## Begin Information shown

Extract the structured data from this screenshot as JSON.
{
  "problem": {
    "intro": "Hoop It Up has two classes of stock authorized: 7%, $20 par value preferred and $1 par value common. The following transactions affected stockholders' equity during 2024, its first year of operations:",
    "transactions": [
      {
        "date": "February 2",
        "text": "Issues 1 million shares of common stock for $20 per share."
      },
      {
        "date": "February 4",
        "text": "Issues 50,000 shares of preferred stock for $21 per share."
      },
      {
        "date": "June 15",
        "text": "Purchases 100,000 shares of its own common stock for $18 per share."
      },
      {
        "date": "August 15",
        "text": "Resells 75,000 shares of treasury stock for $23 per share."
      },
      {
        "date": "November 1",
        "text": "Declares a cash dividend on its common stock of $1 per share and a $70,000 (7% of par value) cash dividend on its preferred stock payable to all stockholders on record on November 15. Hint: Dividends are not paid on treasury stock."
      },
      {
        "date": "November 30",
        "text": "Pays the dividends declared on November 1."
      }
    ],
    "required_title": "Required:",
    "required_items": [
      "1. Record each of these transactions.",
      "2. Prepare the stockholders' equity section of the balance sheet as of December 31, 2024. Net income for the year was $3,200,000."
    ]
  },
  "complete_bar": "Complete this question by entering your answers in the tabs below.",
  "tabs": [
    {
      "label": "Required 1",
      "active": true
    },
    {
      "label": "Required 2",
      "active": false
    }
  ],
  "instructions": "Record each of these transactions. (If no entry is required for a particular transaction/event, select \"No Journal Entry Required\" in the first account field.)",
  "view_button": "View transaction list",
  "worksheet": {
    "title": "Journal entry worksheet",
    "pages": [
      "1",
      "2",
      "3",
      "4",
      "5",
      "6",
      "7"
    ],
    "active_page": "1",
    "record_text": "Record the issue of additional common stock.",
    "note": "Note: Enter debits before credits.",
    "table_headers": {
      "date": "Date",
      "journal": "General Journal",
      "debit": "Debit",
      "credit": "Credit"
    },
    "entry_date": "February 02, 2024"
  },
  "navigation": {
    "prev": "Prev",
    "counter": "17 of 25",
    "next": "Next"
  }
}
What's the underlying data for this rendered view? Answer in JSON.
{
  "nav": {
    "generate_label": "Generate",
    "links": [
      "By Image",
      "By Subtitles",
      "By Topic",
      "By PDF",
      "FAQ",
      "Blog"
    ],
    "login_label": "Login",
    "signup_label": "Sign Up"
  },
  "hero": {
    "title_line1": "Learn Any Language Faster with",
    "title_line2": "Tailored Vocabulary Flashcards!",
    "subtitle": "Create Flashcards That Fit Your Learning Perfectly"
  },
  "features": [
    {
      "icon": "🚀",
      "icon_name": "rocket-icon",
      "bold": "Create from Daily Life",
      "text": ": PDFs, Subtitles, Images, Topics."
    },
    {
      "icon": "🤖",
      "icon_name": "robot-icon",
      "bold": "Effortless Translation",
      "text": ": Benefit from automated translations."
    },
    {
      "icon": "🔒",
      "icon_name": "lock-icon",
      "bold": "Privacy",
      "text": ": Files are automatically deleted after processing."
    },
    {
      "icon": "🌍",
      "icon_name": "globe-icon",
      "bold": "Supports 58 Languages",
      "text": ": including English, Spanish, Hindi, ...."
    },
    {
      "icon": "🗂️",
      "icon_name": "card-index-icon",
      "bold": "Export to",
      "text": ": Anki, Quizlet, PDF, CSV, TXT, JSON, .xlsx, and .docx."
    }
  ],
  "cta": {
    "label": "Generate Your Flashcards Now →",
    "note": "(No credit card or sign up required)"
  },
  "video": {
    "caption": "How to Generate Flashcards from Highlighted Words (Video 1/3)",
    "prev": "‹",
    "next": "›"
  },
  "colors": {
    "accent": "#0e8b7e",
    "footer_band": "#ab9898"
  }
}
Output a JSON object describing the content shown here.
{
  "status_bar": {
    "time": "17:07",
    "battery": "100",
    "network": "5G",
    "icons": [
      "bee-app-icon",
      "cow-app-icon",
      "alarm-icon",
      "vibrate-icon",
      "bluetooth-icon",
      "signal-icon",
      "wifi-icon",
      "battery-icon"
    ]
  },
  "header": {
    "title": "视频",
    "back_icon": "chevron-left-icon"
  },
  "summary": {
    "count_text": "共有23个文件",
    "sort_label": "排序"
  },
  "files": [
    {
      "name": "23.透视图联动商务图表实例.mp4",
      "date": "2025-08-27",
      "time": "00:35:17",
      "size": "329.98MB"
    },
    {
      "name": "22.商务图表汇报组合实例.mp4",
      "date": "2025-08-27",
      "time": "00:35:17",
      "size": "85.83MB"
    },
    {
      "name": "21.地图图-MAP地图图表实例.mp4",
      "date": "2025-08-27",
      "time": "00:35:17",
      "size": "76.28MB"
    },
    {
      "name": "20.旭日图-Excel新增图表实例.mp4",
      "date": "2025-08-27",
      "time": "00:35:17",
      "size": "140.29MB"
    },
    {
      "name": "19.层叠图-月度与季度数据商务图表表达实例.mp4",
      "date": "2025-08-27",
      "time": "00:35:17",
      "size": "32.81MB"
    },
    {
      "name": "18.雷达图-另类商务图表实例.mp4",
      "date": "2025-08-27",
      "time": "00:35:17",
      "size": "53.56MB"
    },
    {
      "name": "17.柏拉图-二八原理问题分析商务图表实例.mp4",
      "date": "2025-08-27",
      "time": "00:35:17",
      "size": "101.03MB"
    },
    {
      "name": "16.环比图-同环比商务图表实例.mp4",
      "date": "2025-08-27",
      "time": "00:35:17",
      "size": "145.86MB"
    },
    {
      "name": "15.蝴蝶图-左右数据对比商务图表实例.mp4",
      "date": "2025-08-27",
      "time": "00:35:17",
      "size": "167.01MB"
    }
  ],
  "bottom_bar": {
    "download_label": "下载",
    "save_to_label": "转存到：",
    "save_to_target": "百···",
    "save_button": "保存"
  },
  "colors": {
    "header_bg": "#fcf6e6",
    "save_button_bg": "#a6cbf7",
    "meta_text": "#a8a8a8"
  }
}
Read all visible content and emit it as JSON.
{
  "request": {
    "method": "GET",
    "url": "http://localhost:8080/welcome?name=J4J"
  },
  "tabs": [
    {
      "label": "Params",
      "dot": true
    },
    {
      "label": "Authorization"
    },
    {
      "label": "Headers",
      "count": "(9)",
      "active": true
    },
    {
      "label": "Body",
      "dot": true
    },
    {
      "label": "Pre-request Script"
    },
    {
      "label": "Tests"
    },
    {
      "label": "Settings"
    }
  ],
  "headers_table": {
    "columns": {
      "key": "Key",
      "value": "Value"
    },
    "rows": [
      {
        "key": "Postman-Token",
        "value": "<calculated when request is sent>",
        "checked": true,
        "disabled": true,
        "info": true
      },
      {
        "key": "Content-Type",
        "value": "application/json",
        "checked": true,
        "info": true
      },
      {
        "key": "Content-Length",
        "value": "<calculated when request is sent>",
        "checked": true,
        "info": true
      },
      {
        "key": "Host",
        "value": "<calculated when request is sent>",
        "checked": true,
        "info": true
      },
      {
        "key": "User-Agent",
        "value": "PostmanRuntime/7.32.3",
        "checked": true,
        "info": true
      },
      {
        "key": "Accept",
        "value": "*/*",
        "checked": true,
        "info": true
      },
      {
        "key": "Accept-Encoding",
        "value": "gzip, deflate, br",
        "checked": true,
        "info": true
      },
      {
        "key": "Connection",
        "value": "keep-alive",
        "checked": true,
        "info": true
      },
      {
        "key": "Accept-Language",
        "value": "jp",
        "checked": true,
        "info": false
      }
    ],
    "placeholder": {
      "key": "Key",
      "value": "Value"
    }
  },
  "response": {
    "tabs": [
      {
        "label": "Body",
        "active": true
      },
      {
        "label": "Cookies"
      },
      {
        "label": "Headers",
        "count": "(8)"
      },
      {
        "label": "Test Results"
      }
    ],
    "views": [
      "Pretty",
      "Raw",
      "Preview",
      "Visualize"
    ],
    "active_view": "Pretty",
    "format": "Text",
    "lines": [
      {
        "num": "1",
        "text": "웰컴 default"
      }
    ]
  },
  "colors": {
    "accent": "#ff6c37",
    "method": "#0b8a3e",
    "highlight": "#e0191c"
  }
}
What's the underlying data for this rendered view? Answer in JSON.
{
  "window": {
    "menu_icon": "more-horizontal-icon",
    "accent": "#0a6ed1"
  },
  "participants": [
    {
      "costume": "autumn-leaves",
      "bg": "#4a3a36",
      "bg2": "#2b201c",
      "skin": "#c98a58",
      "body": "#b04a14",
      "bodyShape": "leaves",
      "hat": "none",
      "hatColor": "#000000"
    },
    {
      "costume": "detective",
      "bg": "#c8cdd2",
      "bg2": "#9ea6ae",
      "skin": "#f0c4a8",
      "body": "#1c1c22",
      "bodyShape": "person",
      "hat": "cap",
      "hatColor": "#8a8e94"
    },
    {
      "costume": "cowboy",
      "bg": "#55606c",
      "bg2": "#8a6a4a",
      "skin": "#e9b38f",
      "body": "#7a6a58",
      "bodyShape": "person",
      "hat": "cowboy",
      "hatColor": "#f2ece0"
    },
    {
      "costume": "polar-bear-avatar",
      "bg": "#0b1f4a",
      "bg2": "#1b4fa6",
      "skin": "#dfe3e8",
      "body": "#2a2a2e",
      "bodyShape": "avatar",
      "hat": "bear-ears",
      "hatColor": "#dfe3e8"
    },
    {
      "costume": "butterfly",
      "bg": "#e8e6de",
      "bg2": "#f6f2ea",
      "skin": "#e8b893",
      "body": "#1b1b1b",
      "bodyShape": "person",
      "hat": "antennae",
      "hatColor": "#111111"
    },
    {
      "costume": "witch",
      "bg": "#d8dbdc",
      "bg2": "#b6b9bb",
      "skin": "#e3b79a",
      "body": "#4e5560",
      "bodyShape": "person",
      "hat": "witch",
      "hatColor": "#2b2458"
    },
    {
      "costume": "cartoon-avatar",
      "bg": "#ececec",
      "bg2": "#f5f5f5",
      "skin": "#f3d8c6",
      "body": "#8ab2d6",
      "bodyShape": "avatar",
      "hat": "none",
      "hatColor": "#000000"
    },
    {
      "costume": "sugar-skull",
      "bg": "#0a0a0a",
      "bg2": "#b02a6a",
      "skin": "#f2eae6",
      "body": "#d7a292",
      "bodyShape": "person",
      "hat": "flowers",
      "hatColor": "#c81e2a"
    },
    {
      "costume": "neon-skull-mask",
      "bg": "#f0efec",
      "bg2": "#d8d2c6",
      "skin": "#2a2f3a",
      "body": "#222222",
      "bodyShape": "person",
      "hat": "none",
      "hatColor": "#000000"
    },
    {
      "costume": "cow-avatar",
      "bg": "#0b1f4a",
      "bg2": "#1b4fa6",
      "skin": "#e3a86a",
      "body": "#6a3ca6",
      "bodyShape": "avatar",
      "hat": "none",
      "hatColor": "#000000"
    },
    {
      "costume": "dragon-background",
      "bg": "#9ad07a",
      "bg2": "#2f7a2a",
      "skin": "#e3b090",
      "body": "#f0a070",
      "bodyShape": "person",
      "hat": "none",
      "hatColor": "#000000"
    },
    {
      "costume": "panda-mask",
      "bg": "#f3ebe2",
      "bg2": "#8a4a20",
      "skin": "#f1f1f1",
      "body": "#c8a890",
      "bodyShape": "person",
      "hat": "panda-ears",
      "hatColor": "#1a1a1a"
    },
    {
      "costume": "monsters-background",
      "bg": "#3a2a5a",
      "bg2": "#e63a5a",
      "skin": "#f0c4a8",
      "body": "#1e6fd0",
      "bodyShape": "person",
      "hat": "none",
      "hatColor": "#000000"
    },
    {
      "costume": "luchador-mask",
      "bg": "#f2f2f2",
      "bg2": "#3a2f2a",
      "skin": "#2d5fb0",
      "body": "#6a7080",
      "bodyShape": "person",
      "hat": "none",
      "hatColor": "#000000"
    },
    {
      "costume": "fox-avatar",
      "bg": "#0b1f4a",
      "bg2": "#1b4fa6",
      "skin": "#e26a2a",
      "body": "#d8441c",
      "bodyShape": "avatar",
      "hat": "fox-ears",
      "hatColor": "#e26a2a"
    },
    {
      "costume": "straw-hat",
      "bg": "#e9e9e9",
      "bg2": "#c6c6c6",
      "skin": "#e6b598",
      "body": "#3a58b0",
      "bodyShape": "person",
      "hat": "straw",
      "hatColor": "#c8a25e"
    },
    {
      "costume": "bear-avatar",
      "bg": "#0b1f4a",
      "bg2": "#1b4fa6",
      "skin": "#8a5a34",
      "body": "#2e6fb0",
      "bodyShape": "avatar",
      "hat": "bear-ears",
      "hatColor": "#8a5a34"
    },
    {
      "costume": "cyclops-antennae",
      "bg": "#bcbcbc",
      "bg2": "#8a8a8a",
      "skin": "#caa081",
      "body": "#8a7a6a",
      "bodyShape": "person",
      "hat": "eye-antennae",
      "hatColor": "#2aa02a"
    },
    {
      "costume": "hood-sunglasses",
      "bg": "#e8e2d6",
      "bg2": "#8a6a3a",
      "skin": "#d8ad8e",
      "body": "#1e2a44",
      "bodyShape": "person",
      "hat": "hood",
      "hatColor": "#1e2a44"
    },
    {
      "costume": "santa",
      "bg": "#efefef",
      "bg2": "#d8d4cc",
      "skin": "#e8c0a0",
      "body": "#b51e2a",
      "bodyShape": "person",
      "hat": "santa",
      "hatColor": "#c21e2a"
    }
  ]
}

## End Information shown

## Direction
Locate all lines in the listing above with the word "preferred". Copy them.

## Solution to this problem
    "intro": "Hoop It Up has two classes of stock authorized: 7%, $20 par value preferred and $1 par value common. The following transactions affected stockholders' equity during 2024, its first year of operations:",
        "text": "Issues 50,000 shares of preferred stock for $21 per share."
        "text": "Declares a cash dividend on its common stock of $1 per share and a $70,000 (7% of par value) cash dividend on its preferred stock payable to all stockholders on record on November 15. Hint: Dividends are not paid on treasury stock."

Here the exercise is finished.